**WHAT THE EXERCISE ASKS:** Isolate every line in the records below with "организаций" in it.

**WORKING DATA:**
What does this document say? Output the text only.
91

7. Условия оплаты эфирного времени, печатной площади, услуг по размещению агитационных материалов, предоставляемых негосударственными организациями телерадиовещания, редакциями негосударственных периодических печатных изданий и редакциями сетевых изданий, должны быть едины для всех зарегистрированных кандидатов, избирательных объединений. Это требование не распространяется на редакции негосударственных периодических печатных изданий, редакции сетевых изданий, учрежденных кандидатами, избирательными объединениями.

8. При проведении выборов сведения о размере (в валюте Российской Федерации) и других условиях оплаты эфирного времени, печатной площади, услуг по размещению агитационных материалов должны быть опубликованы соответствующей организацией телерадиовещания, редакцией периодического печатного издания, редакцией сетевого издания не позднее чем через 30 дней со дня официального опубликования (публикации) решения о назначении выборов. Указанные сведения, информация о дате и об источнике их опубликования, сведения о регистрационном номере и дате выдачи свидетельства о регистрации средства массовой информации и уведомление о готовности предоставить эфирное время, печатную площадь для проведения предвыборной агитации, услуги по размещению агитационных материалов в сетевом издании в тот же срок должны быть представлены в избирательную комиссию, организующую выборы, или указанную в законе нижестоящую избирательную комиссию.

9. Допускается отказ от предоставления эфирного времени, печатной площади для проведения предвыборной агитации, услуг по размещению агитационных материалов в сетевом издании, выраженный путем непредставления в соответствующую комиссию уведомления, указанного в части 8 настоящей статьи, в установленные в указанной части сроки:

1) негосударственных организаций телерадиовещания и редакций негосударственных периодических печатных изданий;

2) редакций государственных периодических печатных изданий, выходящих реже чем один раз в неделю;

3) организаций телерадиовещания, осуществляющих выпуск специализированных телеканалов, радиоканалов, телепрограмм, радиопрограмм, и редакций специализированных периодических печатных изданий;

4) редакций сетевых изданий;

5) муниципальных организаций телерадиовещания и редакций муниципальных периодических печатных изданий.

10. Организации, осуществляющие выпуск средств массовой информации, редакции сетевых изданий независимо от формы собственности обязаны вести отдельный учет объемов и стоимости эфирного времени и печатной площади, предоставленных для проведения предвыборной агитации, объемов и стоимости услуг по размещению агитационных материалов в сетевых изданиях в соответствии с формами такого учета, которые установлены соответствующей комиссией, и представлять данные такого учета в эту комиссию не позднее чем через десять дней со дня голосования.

**WRITTEN ANSWER:**
1) негосударственных организаций телерадиовещания и редакций негосударственных периодических печатных изданий;
3) организаций телерадиовещания, осуществляющих выпуск специализированных телеканалов, радиоканалов, телепрограмм, радиопрограмм, и редакций специализированных периодических печатных изданий;
5) муниципальных организаций телерадиовещания и редакций муниципальных периодических печатных изданий.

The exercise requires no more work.